> INFORMATION SHOWN
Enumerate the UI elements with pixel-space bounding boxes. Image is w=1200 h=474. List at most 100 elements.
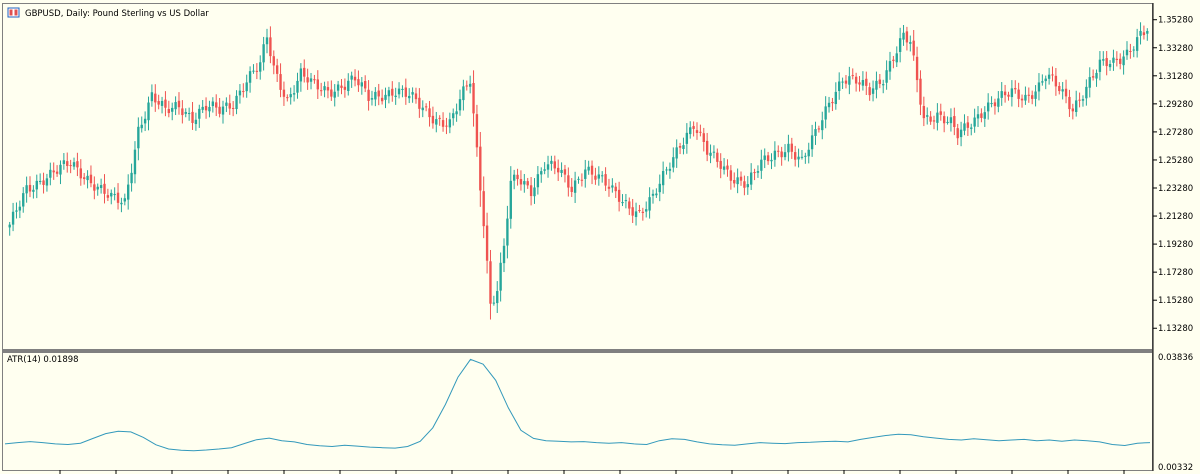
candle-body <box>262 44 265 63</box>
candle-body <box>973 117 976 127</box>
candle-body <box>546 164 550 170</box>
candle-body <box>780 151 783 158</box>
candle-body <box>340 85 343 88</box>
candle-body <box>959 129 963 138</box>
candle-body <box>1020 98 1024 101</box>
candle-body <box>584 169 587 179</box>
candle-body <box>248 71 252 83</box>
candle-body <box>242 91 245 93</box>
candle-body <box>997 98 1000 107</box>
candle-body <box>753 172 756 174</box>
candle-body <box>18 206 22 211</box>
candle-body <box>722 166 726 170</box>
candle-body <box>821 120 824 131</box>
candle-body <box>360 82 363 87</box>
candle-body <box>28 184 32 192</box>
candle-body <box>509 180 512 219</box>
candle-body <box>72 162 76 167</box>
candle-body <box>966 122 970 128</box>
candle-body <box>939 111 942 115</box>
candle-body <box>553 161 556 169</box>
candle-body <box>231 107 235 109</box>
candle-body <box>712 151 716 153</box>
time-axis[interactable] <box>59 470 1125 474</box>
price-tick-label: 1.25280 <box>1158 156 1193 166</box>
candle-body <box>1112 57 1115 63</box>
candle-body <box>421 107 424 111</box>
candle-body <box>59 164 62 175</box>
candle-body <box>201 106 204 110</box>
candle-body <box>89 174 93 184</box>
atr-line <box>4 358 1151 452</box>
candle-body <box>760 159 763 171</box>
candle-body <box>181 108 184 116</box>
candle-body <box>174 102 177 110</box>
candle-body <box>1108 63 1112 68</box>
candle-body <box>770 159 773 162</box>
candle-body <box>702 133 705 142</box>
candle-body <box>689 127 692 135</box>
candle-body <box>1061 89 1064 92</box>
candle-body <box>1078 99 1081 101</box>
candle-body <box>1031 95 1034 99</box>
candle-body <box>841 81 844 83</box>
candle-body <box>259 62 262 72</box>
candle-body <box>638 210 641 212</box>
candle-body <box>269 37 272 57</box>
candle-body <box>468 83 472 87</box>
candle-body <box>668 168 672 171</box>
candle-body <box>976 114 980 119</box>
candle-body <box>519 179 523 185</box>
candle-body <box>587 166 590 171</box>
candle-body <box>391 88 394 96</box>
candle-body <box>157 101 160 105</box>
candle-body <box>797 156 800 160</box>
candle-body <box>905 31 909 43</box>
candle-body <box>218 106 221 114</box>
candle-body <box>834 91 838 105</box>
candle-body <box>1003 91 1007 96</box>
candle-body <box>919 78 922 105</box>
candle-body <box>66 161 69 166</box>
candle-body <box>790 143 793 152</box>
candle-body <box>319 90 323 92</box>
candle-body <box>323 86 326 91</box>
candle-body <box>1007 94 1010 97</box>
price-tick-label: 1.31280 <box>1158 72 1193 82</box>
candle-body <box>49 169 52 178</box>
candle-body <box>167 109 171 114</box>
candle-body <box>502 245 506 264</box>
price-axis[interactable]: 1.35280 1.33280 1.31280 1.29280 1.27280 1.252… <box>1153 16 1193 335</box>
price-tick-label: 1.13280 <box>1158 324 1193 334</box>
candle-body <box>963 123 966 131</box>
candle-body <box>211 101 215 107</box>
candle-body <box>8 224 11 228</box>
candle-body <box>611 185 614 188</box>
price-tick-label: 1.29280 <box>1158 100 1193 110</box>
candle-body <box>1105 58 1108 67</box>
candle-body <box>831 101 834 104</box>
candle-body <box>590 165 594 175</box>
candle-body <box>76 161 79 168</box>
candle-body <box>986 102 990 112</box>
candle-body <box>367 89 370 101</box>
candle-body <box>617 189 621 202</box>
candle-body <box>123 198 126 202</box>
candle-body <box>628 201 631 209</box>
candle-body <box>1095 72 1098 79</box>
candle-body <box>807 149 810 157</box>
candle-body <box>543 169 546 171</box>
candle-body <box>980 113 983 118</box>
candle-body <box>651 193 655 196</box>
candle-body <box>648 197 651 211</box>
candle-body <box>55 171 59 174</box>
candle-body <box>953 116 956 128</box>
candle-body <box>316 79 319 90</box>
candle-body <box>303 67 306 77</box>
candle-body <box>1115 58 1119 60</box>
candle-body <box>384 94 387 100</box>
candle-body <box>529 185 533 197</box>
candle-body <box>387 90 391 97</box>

---

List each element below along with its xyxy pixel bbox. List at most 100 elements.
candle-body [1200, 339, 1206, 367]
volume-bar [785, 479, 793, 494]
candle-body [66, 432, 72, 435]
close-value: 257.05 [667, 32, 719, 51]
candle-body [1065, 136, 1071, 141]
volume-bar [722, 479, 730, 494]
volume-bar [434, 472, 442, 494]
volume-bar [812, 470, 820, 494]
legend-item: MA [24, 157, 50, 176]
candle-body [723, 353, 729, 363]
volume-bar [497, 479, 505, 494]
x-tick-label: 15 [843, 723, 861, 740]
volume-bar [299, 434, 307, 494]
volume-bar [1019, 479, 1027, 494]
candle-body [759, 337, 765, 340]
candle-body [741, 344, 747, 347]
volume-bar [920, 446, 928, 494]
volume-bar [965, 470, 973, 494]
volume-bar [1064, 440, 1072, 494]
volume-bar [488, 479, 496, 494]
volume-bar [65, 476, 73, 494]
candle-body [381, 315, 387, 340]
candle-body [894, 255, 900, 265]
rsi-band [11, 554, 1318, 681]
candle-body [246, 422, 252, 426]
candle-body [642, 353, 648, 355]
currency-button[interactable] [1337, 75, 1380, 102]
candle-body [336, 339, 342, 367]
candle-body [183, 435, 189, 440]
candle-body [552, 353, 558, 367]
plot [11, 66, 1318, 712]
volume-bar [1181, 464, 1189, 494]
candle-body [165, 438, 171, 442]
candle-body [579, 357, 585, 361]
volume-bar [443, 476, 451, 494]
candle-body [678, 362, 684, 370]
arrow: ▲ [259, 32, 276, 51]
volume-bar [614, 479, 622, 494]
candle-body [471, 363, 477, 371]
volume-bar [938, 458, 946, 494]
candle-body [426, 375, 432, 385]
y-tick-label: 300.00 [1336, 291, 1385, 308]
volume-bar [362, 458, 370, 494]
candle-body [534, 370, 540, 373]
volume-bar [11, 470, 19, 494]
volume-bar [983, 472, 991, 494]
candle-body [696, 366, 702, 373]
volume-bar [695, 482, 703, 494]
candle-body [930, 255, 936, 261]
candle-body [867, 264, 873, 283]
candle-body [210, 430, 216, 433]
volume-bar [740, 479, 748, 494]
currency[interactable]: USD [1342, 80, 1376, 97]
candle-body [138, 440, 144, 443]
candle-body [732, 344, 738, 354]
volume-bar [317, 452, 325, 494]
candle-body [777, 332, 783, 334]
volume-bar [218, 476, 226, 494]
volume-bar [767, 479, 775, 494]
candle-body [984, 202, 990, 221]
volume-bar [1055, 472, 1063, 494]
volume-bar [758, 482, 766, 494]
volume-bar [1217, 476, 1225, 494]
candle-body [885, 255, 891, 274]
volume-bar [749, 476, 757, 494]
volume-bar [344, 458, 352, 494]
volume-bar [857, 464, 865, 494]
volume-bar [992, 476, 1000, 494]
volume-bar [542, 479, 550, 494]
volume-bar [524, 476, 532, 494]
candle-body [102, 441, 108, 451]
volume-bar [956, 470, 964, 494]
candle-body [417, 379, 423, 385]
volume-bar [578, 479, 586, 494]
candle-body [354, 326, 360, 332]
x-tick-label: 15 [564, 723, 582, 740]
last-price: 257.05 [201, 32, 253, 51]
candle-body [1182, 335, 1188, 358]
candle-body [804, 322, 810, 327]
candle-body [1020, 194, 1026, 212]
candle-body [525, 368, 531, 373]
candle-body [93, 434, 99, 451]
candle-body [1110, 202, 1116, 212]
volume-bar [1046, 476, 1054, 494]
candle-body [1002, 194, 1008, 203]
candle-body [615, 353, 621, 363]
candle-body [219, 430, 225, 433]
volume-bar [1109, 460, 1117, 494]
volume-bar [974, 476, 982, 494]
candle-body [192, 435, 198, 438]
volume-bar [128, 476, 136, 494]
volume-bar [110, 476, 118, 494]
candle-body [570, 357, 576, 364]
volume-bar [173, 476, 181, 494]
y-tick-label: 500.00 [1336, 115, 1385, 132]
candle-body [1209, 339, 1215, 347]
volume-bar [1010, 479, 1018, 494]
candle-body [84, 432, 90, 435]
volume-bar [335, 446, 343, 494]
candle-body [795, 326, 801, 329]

> TASK
Rewrite the data from the line containing "List each element" down to the line containing "candle-body [210, 430, 216, 433]", switching each "volume-bar" to "volume-column" and leaving everything else unchanged.

> RIGHT ANSWER
List each element below along with its xyxy pixel bbox. List at most 100 elements.
candle-body [1200, 339, 1206, 367]
volume-column [785, 479, 793, 494]
candle-body [66, 432, 72, 435]
close-value: 257.05 [667, 32, 719, 51]
candle-body [1065, 136, 1071, 141]
volume-column [722, 479, 730, 494]
volume-column [434, 472, 442, 494]
volume-column [812, 470, 820, 494]
legend-item: MA [24, 157, 50, 176]
candle-body [723, 353, 729, 363]
volume-column [497, 479, 505, 494]
x-tick-label: 15 [843, 723, 861, 740]
volume-column [299, 434, 307, 494]
volume-column [1019, 479, 1027, 494]
candle-body [759, 337, 765, 340]
candle-body [741, 344, 747, 347]
volume-column [920, 446, 928, 494]
volume-column [965, 470, 973, 494]
volume-column [1064, 440, 1072, 494]
volume-column [488, 479, 496, 494]
volume-column [65, 476, 73, 494]
candle-body [381, 315, 387, 340]
candle-body [894, 255, 900, 265]
rsi-band [11, 554, 1318, 681]
candle-body [246, 422, 252, 426]
candle-body [642, 353, 648, 355]
currency-button[interactable] [1337, 75, 1380, 102]
candle-body [336, 339, 342, 367]
candle-body [183, 435, 189, 440]
candle-body [552, 353, 558, 367]
plot [11, 66, 1318, 712]
volume-column [1181, 464, 1189, 494]
candle-body [165, 438, 171, 442]
candle-body [579, 357, 585, 361]
volume-column [443, 476, 451, 494]
candle-body [678, 362, 684, 370]
arrow: ▲ [259, 32, 276, 51]
volume-column [614, 479, 622, 494]
candle-body [471, 363, 477, 371]
volume-column [938, 458, 946, 494]
candle-body [426, 375, 432, 385]
y-tick-label: 300.00 [1336, 291, 1385, 308]
volume-column [362, 458, 370, 494]
candle-body [534, 370, 540, 373]
volume-column [11, 470, 19, 494]
volume-column [983, 472, 991, 494]
candle-body [696, 366, 702, 373]
volume-column [695, 482, 703, 494]
candle-body [930, 255, 936, 261]
candle-body [867, 264, 873, 283]
candle-body [210, 430, 216, 433]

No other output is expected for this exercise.